== Recorded information ==
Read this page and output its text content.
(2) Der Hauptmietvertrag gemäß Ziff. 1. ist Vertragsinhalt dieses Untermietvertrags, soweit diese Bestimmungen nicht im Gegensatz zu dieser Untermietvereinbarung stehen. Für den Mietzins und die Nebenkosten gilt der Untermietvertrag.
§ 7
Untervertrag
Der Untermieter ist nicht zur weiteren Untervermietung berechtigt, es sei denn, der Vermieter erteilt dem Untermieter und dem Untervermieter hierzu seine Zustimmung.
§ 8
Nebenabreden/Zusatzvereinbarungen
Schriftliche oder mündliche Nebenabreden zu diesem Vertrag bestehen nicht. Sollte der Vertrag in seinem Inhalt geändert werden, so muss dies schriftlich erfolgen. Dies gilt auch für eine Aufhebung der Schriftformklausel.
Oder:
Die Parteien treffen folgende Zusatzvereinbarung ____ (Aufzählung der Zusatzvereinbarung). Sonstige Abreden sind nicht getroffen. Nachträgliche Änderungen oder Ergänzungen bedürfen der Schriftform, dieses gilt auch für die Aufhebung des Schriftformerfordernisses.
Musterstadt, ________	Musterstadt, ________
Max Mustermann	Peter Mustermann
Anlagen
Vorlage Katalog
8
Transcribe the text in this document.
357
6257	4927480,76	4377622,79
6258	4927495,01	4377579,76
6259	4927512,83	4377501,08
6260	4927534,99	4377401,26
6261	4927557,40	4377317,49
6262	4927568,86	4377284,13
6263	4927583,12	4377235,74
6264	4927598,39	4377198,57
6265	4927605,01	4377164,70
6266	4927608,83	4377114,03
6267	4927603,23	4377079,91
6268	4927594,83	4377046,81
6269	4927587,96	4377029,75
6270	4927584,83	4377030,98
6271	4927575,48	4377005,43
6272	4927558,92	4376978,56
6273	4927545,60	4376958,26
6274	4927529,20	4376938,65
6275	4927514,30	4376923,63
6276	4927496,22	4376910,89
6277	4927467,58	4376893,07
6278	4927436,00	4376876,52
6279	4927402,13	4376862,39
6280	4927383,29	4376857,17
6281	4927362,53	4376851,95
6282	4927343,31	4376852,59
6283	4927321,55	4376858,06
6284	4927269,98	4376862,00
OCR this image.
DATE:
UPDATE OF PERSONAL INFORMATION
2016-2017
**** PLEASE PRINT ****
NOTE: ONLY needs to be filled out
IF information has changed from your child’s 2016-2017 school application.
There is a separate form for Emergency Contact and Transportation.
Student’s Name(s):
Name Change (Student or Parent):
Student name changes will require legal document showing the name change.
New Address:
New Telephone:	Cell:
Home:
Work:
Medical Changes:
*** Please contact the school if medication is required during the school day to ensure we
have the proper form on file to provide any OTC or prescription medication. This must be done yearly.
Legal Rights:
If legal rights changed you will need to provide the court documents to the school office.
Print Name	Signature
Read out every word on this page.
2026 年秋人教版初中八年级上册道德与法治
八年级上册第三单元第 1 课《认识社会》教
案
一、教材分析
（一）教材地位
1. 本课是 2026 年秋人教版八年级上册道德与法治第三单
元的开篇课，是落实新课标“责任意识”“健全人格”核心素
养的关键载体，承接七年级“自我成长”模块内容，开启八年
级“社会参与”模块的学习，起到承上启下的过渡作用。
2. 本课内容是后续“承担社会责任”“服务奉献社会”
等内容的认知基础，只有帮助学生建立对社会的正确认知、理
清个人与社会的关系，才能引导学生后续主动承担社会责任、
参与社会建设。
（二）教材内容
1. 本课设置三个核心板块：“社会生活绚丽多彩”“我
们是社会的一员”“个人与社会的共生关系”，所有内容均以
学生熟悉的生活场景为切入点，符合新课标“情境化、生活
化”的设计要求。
===
■ **Given instruction**: Write out the complete set of records exactly as given.

■ **Task answer**:
Read this page and output its text content.
(2) Der Hauptmietvertrag gemäß Ziff. 1. ist Vertragsinhalt dieses Untermietvertrags, soweit diese Bestimmungen nicht im Gegensatz zu dieser Untermietvereinbarung stehen. Für den Mietzins und die Nebenkosten gilt der Untermietvertrag.
§ 7
Untervertrag
Der Untermieter ist nicht zur weiteren Untervermietung berechtigt, es sei denn, der Vermieter erteilt dem Untermieter und dem Untervermieter hierzu seine Zustimmung.
§ 8
Nebenabreden/Zusatzvereinbarungen
Schriftliche oder mündliche Nebenabreden zu diesem Vertrag bestehen nicht. Sollte der Vertrag in seinem Inhalt geändert werden, so muss dies schriftlich erfolgen. Dies gilt auch für eine Aufhebung der Schriftformklausel.
Oder:
Die Parteien treffen folgende Zusatzvereinbarung ____ (Aufzählung der Zusatzvereinbarung). Sonstige Abreden sind nicht getroffen. Nachträgliche Änderungen oder Ergänzungen bedürfen der Schriftform, dieses gilt auch für die Aufhebung des Schriftformerfordernisses.
Musterstadt, ________	Musterstadt, ________
Max Mustermann	Peter Mustermann
Anlagen
Vorlage Katalog
8
Transcribe the text in this document.
357
6257	4927480,76	4377622,79
6258	4927495,01	4377579,76
6259	4927512,83	4377501,08
6260	4927534,99	4377401,26
6261	4927557,40	4377317,49
6262	4927568,86	4377284,13
6263	4927583,12	4377235,74
6264	4927598,39	4377198,57
6265	4927605,01	4377164,70
6266	4927608,83	4377114,03
6267	4927603,23	4377079,91
6268	4927594,83	4377046,81
6269	4927587,96	4377029,75
6270	4927584,83	4377030,98
6271	4927575,48	4377005,43
6272	4927558,92	4376978,56
6273	4927545,60	4376958,26
6274	4927529,20	4376938,65
6275	4927514,30	4376923,63
6276	4927496,22	4376910,89
6277	4927467,58	4376893,07
6278	4927436,00	4376876,52
6279	4927402,13	4376862,39
6280	4927383,29	4376857,17
6281	4927362,53	4376851,95
6282	4927343,31	4376852,59
6283	4927321,55	4376858,06
6284	4927269,98	4376862,00
OCR this image.
DATE:
UPDATE OF PERSONAL INFORMATION
2016-2017
**** PLEASE PRINT ****
NOTE: ONLY needs to be filled out
IF information has changed from your child’s 2016-2017 school application.
There is a separate form for Emergency Contact and Transportation.
Student’s Name(s):
Name Change (Student or Parent):
Student name changes will require legal document showing the name change.
New Address:
New Telephone:	Cell:
Home:
Work:
Medical Changes:
*** Please contact the school if medication is required during the school day to ensure we
have the proper form on file to provide any OTC or prescription medication. This must be done yearly.
Legal Rights:
If legal rights changed you will need to provide the court documents to the school office.
Print Name	Signature
Read out every word on this page.
2026 年秋人教版初中八年级上册道德与法治
八年级上册第三单元第 1 课《认识社会》教
案
一、教材分析
（一）教材地位
1. 本课是 2026 年秋人教版八年级上册道德与法治第三单
元的开篇课，是落实新课标“责任意识”“健全人格”核心素
养的关键载体，承接七年级“自我成长”模块内容，开启八年
级“社会参与”模块的学习，起到承上启下的过渡作用。
2. 本课内容是后续“承担社会责任”“服务奉献社会”
等内容的认知基础，只有帮助学生建立对社会的正确认知、理
清个人与社会的关系，才能引导学生后续主动承担社会责任、
参与社会建设。
（二）教材内容
1. 本课设置三个核心板块：“社会生活绚丽多彩”“我
们是社会的一员”“个人与社会的共生关系”，所有内容均以
学生熟悉的生活场景为切入点，符合新课标“情境化、生活
化”的设计要求。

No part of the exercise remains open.